Dataset entries
★ ★ ★ ★ ★ ★ ★

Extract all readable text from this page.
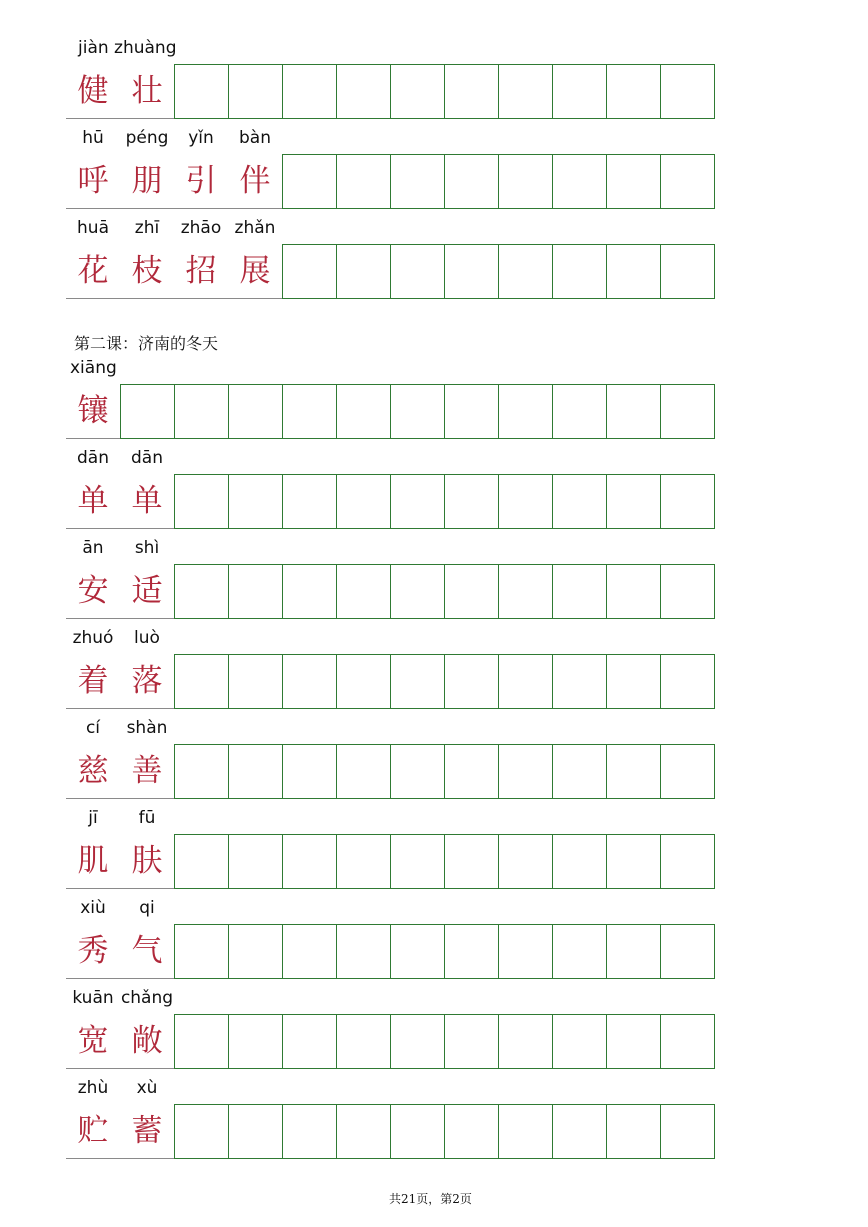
第二课：济南的冬天
共21页，第2页
jiàn zhuàng
健 壮
hū	péng	yǐn	bàn
呼 朋 引 伴
huā	zhī	zhāo zhǎn
花 枝 招 展
xiāng
镶
dān	dān
单 单
ān	shì
安 适
zhuó	luò
着 落
cí	shàn
慈 善
jī	fū
肌 肤
xiù	qi
秀 气
kuān chǎng
宽 敞
zhù	xù
贮 蓄
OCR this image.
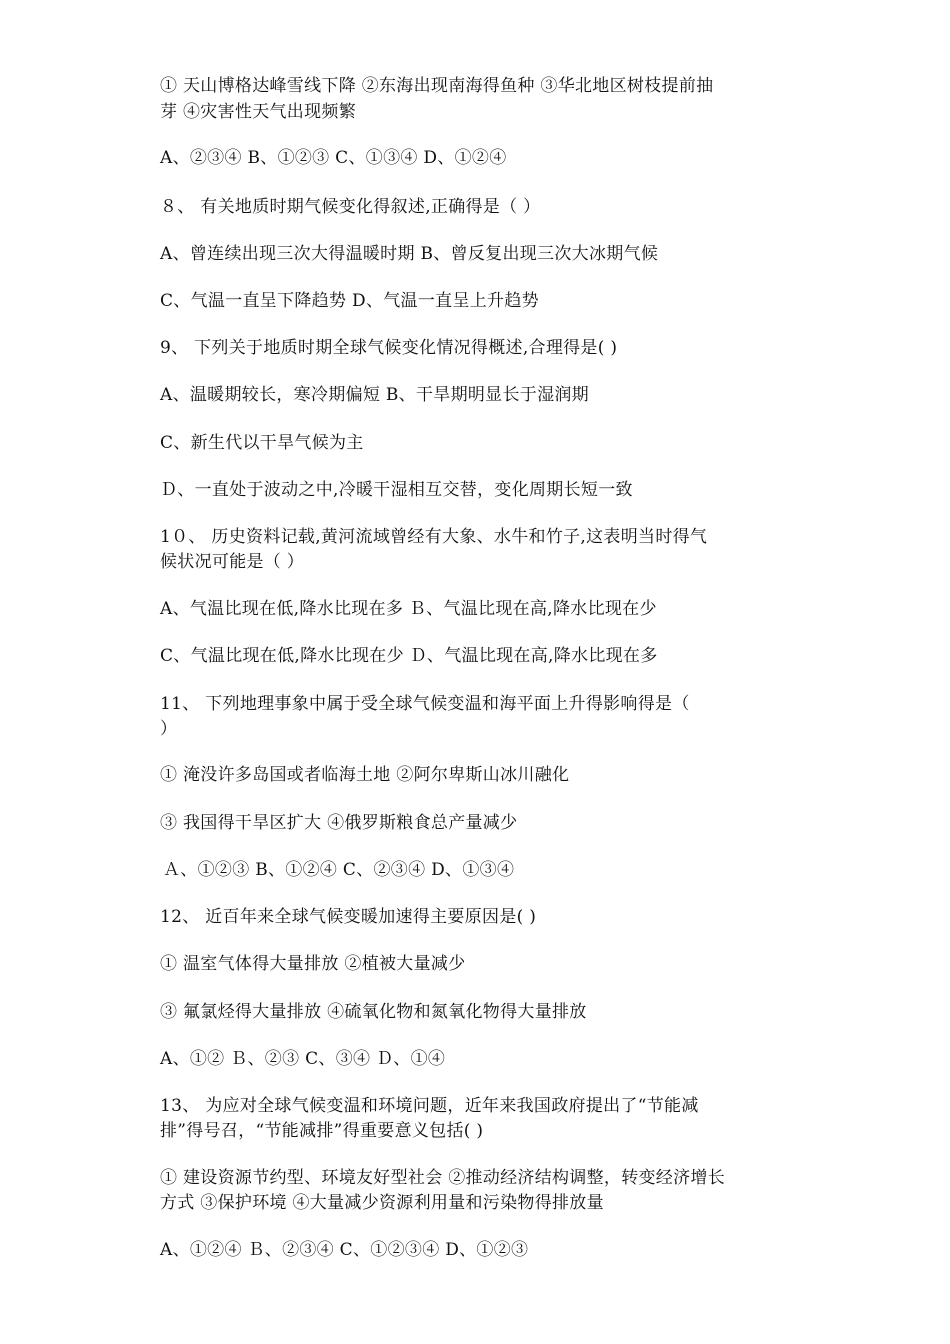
① 天山博格达峰雪线下降 ②东海出现南海得鱼种 ③华北地区树枝提前抽
芽 ④灾害性天气出现频繁
A、②③④ B、①②③ C、①③④ D、①②④
８、 有关地质时期气候变化得叙述,正确得是（ ）
A、曾连续出现三次大得温暖时期 B、曾反复出现三次大冰期气候
C、气温一直呈下降趋势 D、气温一直呈上升趋势
9、 下列关于地质时期全球气候变化情况得概述,合理得是( )
A、温暖期较长，寒冷期偏短 B、干旱期明显长于湿润期
C、新生代以干旱气候为主
Ｄ、一直处于波动之中,冷暖干湿相互交替，变化周期长短一致
1０、 历史资料记载,黄河流域曾经有大象、水牛和竹子,这表明当时得气
候状况可能是（ ）
A、气温比现在低,降水比现在多 Ｂ、气温比现在高,降水比现在少
C、气温比现在低,降水比现在少 Ｄ、气温比现在高,降水比现在多
11、 下列地理事象中属于受全球气候变温和海平面上升得影响得是（
）
① 淹没许多岛国或者临海土地 ②阿尔卑斯山冰川融化
③ 我国得干旱区扩大 ④俄罗斯粮食总产量减少
Ａ、①②③ B、①②④ C、②③④ D、①③④
12、 近百年来全球气候变暖加速得主要原因是( )
① 温室气体得大量排放 ②植被大量减少
③ 氟氯烃得大量排放 ④硫氧化物和氮氧化物得大量排放
A、①② Ｂ、②③ C、③④ Ｄ、①④
13、 为应对全球气候变温和环境问题，近年来我国政府提出了“节能减
排”得号召，“节能减排”得重要意义包括( )
① 建设资源节约型、环境友好型社会 ②推动经济结构调整，转变经济增长
方式 ③保护环境 ④大量减少资源利用量和污染物得排放量
A、①②④ Ｂ、②③④ C、①②③④ D、①②③
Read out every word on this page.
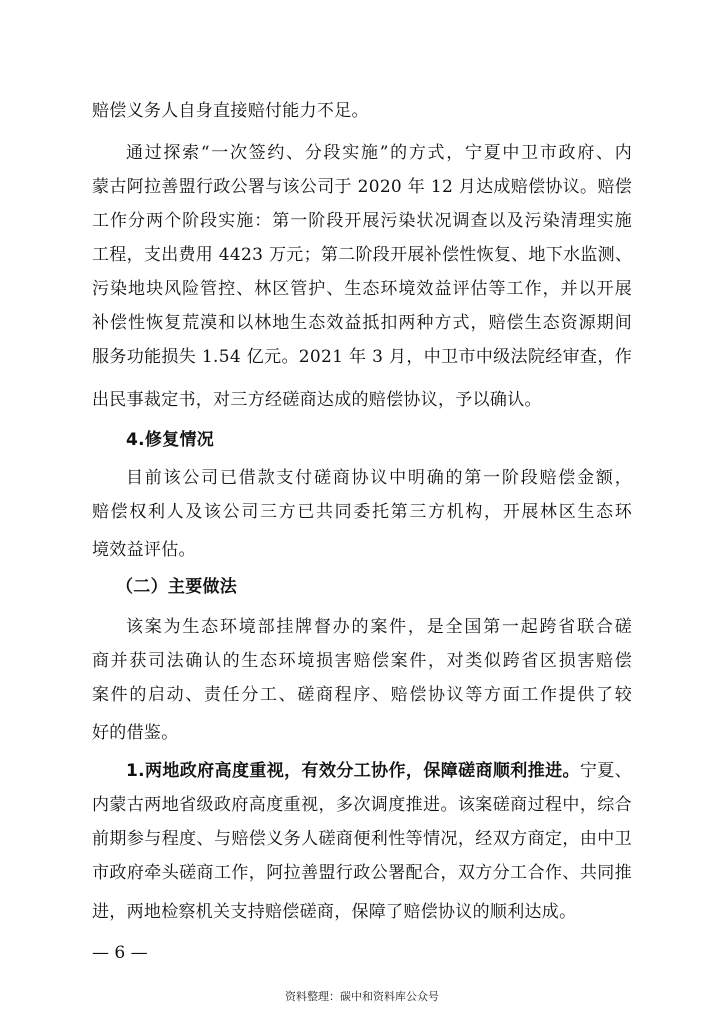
赔偿义务人自身直接赔付能力不足。
通过探索“一次签约、分段实施”的方式，宁夏中卫市政府、内
蒙古阿拉善盟行政公署与该公司于 2020 年 12 月达成赔偿协议。赔偿
工作分两个阶段实施：第一阶段开展污染状况调查以及污染清理实施
工程，支出费用 4423 万元；第二阶段开展补偿性恢复、地下水监测、
污染地块风险管控、林区管护、生态环境效益评估等工作，并以开展
补偿性恢复荒漠和以林地生态效益抵扣两种方式，赔偿生态资源期间
服务功能损失 1.54 亿元。2021 年 3 月，中卫市中级法院经审查，作
出民事裁定书，对三方经磋商达成的赔偿协议，予以确认。
4.修复情况
目前该公司已借款支付磋商协议中明确的第一阶段赔偿金额，
赔偿权利人及该公司三方已共同委托第三方机构，开展林区生态环
境效益评估。
（二）主要做法
该案为生态环境部挂牌督办的案件，是全国第一起跨省联合磋
商并获司法确认的生态环境损害赔偿案件，对类似跨省区损害赔偿
案件的启动、责任分工、磋商程序、赔偿协议等方面工作提供了较
好的借鉴。
1.两地政府高度重视，有效分工协作，保障磋商顺利推进。宁夏、
内蒙古两地省级政府高度重视，多次调度推进。该案磋商过程中，综合
前期参与程度、与赔偿义务人磋商便利性等情况，经双方商定，由中卫
市政府牵头磋商工作，阿拉善盟行政公署配合，双方分工合作、共同推
进，两地检察机关支持赔偿磋商，保障了赔偿协议的顺利达成。
— 6 —
资料整理：碳中和资料库公众号
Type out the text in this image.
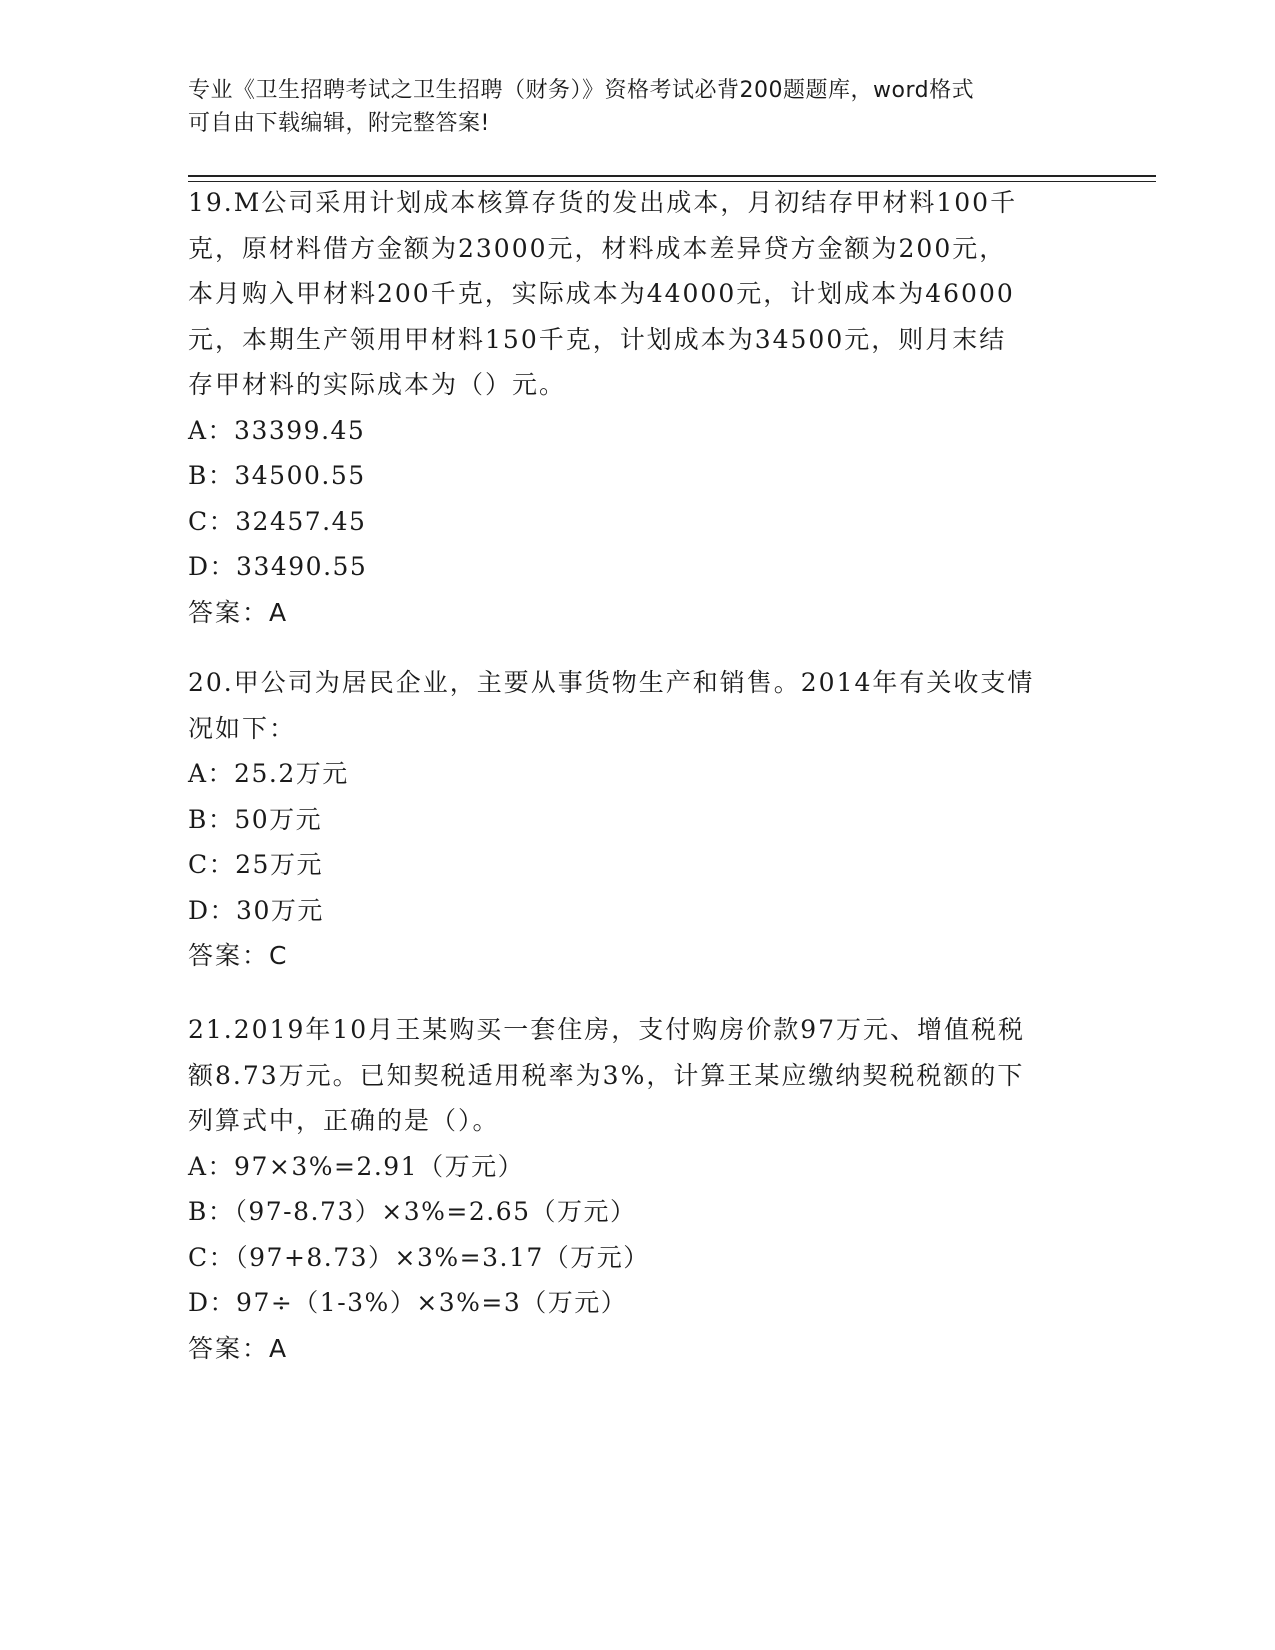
专业《卫生招聘考试之卫生招聘（财务）》资格考试必背200题题库，word格式
可自由下载编辑，附完整答案!

19.M公司采用计划成本核算存货的发出成本，月初结存甲材料100千

克，原材料借方金额为23000元，材料成本差异贷方金额为200元，

本月购入甲材料200千克，实际成本为44000元，计划成本为46000

元，本期生产领用甲材料150千克，计划成本为34500元，则月末结

存甲材料的实际成本为（）元。

A：33399.45

B：34500.55

C：32457.45

D：33490.55

答案：A

20.甲公司为居民企业，主要从事货物生产和销售。2014年有关收支情

况如下：

A：25.2万元

B：50万元

C：25万元

D：30万元

答案：C

21.2019年10月王某购买一套住房，支付购房价款97万元、增值税税

额8.73万元。已知契税适用税率为3%，计算王某应缴纳契税税额的下

列算式中，正确的是（）。

A：97×3%=2.91（万元）

B：（97-8.73）×3%=2.65（万元）

C：（97+8.73）×3%=3.17（万元）

D：97÷（1-3%）×3%=3（万元）

答案：A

★ ★ ★ ★ ★ ★ ★

Exercise instructions | Report only the number of lines that hold the word "气温比现在高".

Solution | 2